# STATED PROBLEM:
Output the material below in its entirety, exactly as given.

# MATERIAL SHOWN:
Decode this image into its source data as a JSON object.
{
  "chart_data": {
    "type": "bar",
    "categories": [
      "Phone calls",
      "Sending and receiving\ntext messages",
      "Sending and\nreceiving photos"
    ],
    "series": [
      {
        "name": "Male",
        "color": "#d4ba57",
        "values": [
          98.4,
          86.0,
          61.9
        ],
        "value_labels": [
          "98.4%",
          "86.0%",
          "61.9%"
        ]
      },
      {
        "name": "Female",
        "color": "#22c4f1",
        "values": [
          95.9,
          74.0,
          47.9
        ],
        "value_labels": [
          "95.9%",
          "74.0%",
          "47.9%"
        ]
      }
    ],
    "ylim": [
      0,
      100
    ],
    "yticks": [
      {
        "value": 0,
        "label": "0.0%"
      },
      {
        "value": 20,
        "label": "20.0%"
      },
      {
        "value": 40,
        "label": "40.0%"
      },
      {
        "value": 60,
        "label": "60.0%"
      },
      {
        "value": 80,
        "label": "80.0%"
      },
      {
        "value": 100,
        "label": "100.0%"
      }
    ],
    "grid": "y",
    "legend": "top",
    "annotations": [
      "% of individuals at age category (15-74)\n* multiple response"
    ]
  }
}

# RESULT BELOW:
Decode this image into its source data as a JSON object.
{
  "chart_data": {
    "type": "bar",
    "categories": [
      "Phone calls",
      "Sending and receiving\ntext messages",
      "Sending and\nreceiving photos"
    ],
    "series": [
      {
        "name": "Male",
        "color": "#d4ba57",
        "values": [
          98.4,
          86.0,
          61.9
        ],
        "value_labels": [
          "98.4%",
          "86.0%",
          "61.9%"
        ]
      },
      {
        "name": "Female",
        "color": "#22c4f1",
        "values": [
          95.9,
          74.0,
          47.9
        ],
        "value_labels": [
          "95.9%",
          "74.0%",
          "47.9%"
        ]
      }
    ],
    "ylim": [
      0,
      100
    ],
    "yticks": [
      {
        "value": 0,
        "label": "0.0%"
      },
      {
        "value": 20,
        "label": "20.0%"
      },
      {
        "value": 40,
        "label": "40.0%"
      },
      {
        "value": 60,
        "label": "60.0%"
      },
      {
        "value": 80,
        "label": "80.0%"
      },
      {
        "value": 100,
        "label": "100.0%"
      }
    ],
    "grid": "y",
    "legend": "top",
    "annotations": [
      "% of individuals at age category (15-74)\n* multiple response"
    ]
  }
}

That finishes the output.